* **STATED GOAL**: Copy every line of the entries that includes the word "JSON".

* **Collected data entries**:
** Start **

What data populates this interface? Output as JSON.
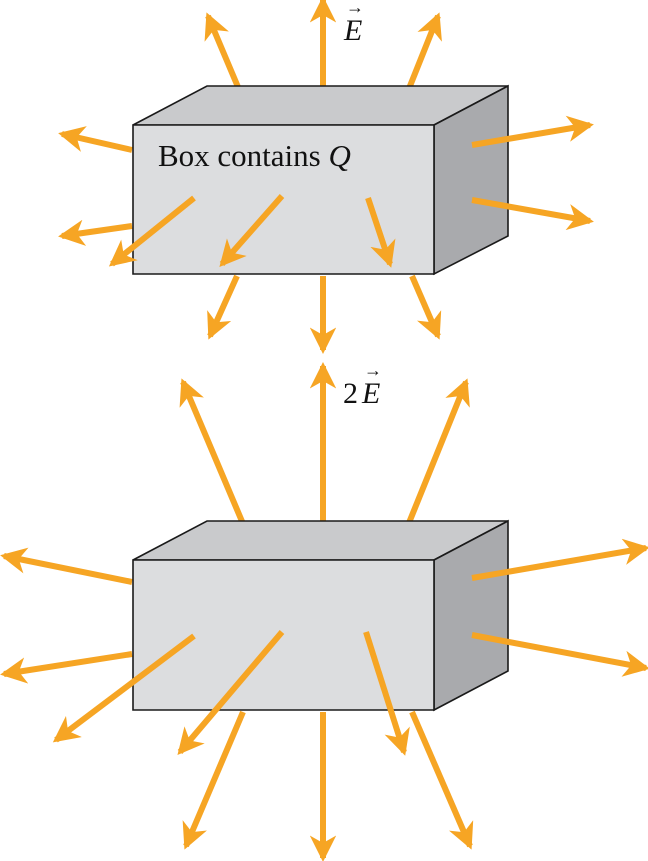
{
  "figure": {
    "top_box": {
      "label_text": "Box contains ",
      "label_var": "Q",
      "field_label_var": "E",
      "field_label_vec": "→"
    },
    "bottom_box": {
      "field_label_coef": "2",
      "field_label_var": "E",
      "field_label_vec": "→"
    }
  },
  "colors": {
    "arrow": "#F6A524",
    "box_front": "#DCDDDF",
    "box_top": "#C9CACC",
    "box_side": "#A9AAAD",
    "edge": "#1A1A1A"
  }
}
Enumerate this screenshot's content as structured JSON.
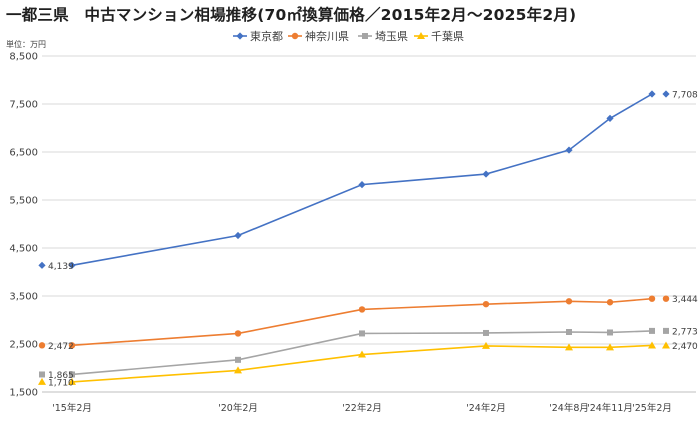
{
  "chart_data": {
    "type": "line",
    "title": "一都三県　中古マンション相場推移(70㎡換算価格／2015年2月～2025年2月)",
    "unit_label": "単位：万円",
    "categories": [
      "'15年2月",
      "'20年2月",
      "'22年2月",
      "'24年2月",
      "'24年8月",
      "'24年11月",
      "'25年2月"
    ],
    "x_index": [
      0,
      5,
      7,
      9,
      9.5,
      9.75,
      10
    ],
    "ylim": [
      1500,
      8500
    ],
    "yticks": [
      1500,
      2500,
      3500,
      4500,
      5500,
      6500,
      7500,
      8500
    ],
    "ytick_labels": [
      "1,500",
      "2,500",
      "3,500",
      "4,500",
      "5,500",
      "6,500",
      "7,500",
      "8,500"
    ],
    "grid": true,
    "legend_position": "top",
    "series": [
      {
        "name": "東京都",
        "color": "#4472c4",
        "marker": "diamond",
        "values": [
          4139,
          4760,
          5820,
          6040,
          6540,
          7200,
          7708
        ],
        "start_label": "4,139",
        "end_label": "7,708"
      },
      {
        "name": "神奈川県",
        "color": "#ed7d31",
        "marker": "circle",
        "values": [
          2472,
          2720,
          3220,
          3330,
          3390,
          3370,
          3444
        ],
        "start_label": "2,472",
        "end_label": "3,444"
      },
      {
        "name": "埼玉県",
        "color": "#a5a5a5",
        "marker": "square",
        "values": [
          1865,
          2170,
          2720,
          2730,
          2750,
          2740,
          2773
        ],
        "start_label": "1,865",
        "end_label": "2,773"
      },
      {
        "name": "千葉県",
        "color": "#ffc000",
        "marker": "triangle",
        "values": [
          1710,
          1950,
          2280,
          2460,
          2430,
          2430,
          2470
        ],
        "start_label": "1,710",
        "end_label": "2,470"
      }
    ]
  }
}
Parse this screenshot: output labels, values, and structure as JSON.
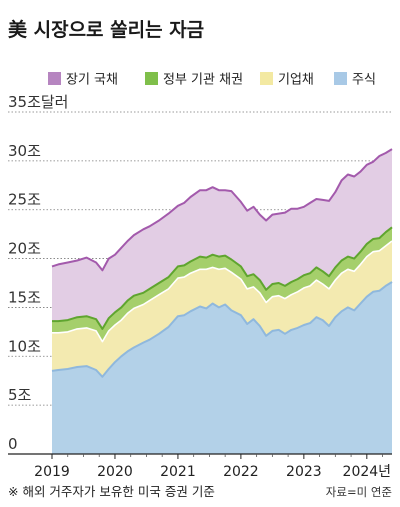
{
  "chart_data": {
    "type": "area",
    "title": "美 시장으로 쏠리는 자금",
    "unit_label": "35조달러",
    "y_ticks": [
      "35조달러",
      "30조",
      "25조",
      "20조",
      "15조",
      "10조",
      "5조",
      "0"
    ],
    "y_tick_values": [
      35,
      30,
      25,
      20,
      15,
      10,
      5,
      0
    ],
    "ylim": [
      0,
      35
    ],
    "x_ticks": [
      "2019",
      "2020",
      "2021",
      "2022",
      "2023",
      "2024년"
    ],
    "x_tick_values": [
      2019,
      2020,
      2021,
      2022,
      2023,
      2024
    ],
    "xlim": [
      2019,
      2024.4
    ],
    "stacked": true,
    "grid": "horizontal dotted",
    "legend_position": "top",
    "x": [
      2019.0,
      2019.1,
      2019.25,
      2019.4,
      2019.55,
      2019.7,
      2019.8,
      2019.9,
      2020.0,
      2020.1,
      2020.2,
      2020.3,
      2020.45,
      2020.55,
      2020.7,
      2020.85,
      2021.0,
      2021.1,
      2021.2,
      2021.35,
      2021.45,
      2021.55,
      2021.65,
      2021.75,
      2021.85,
      2022.0,
      2022.1,
      2022.2,
      2022.3,
      2022.4,
      2022.5,
      2022.6,
      2022.7,
      2022.8,
      2022.9,
      2023.0,
      2023.1,
      2023.2,
      2023.3,
      2023.4,
      2023.5,
      2023.6,
      2023.7,
      2023.8,
      2023.9,
      2024.0,
      2024.1,
      2024.2,
      2024.3,
      2024.4
    ],
    "series": [
      {
        "name": "주식",
        "color": "#b3d1e8",
        "values": [
          8.5,
          8.6,
          8.7,
          8.9,
          9.0,
          8.6,
          7.9,
          8.7,
          9.4,
          10.0,
          10.5,
          10.9,
          11.4,
          11.7,
          12.3,
          13.0,
          14.1,
          14.2,
          14.6,
          15.1,
          14.9,
          15.4,
          15.0,
          15.3,
          14.7,
          14.2,
          13.3,
          13.8,
          13.1,
          12.1,
          12.6,
          12.7,
          12.3,
          12.7,
          12.9,
          13.2,
          13.4,
          14.0,
          13.7,
          13.1,
          14.0,
          14.6,
          15.0,
          14.7,
          15.4,
          16.1,
          16.6,
          16.7,
          17.2,
          17.6
        ]
      },
      {
        "name": "기업채",
        "color": "#f3eab0",
        "values": [
          3.9,
          3.8,
          3.8,
          3.9,
          3.9,
          4.0,
          3.6,
          3.9,
          3.8,
          3.7,
          3.9,
          4.0,
          3.9,
          4.0,
          4.0,
          3.9,
          3.9,
          3.9,
          3.9,
          3.8,
          4.0,
          3.7,
          3.9,
          3.7,
          3.9,
          3.7,
          3.6,
          3.3,
          3.4,
          3.4,
          3.5,
          3.5,
          3.6,
          3.6,
          3.7,
          3.8,
          3.8,
          3.8,
          3.7,
          3.8,
          3.8,
          3.9,
          3.9,
          4.0,
          4.0,
          4.1,
          4.1,
          4.1,
          4.1,
          4.2
        ]
      },
      {
        "name": "정부 기관 채권",
        "color": "#a5cf6b",
        "values": [
          1.2,
          1.2,
          1.2,
          1.2,
          1.2,
          1.2,
          1.3,
          1.3,
          1.3,
          1.3,
          1.3,
          1.3,
          1.2,
          1.2,
          1.2,
          1.2,
          1.2,
          1.2,
          1.2,
          1.3,
          1.2,
          1.3,
          1.3,
          1.3,
          1.3,
          1.3,
          1.3,
          1.3,
          1.3,
          1.3,
          1.3,
          1.3,
          1.3,
          1.3,
          1.3,
          1.3,
          1.3,
          1.3,
          1.3,
          1.3,
          1.3,
          1.3,
          1.3,
          1.3,
          1.3,
          1.3,
          1.3,
          1.3,
          1.4,
          1.4
        ]
      },
      {
        "name": "장기 국채",
        "color": "#e2cde4",
        "values": [
          5.6,
          5.8,
          5.9,
          5.8,
          6.0,
          5.8,
          6.0,
          6.1,
          5.9,
          6.1,
          6.1,
          6.2,
          6.5,
          6.4,
          6.4,
          6.5,
          6.2,
          6.4,
          6.6,
          6.8,
          6.9,
          6.9,
          6.8,
          6.7,
          7.0,
          6.6,
          6.7,
          6.9,
          6.7,
          7.1,
          7.1,
          7.1,
          7.5,
          7.5,
          7.2,
          7.0,
          7.2,
          7.0,
          7.3,
          7.7,
          7.7,
          8.2,
          8.4,
          8.4,
          8.2,
          8.1,
          7.9,
          8.4,
          8.1,
          8.0
        ]
      }
    ]
  },
  "legend": [
    {
      "label": "장기 국채",
      "color": "#b685c0"
    },
    {
      "label": "정부 기관 채권",
      "color": "#7fbf4a"
    },
    {
      "label": "기업채",
      "color": "#f3e9a2"
    },
    {
      "label": "주식",
      "color": "#a8c9e6"
    }
  ],
  "line_colors": {
    "장기 국채": "#a35aac",
    "정부 기관 채권": "#5fa52f",
    "기업채": "#ffffff",
    "주식": "#8fb8dd"
  },
  "footnote": "※ 해외 거주자가 보유한 미국 증권 기준",
  "source": "자료=미 연준"
}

** End **

* **WRITTEN SOLUTION**:
What data populates this interface? Output as JSON.
Enumerate this screenshot's content as structured JSON.
Parse this screenshot: output labels, values, and structure as JSON.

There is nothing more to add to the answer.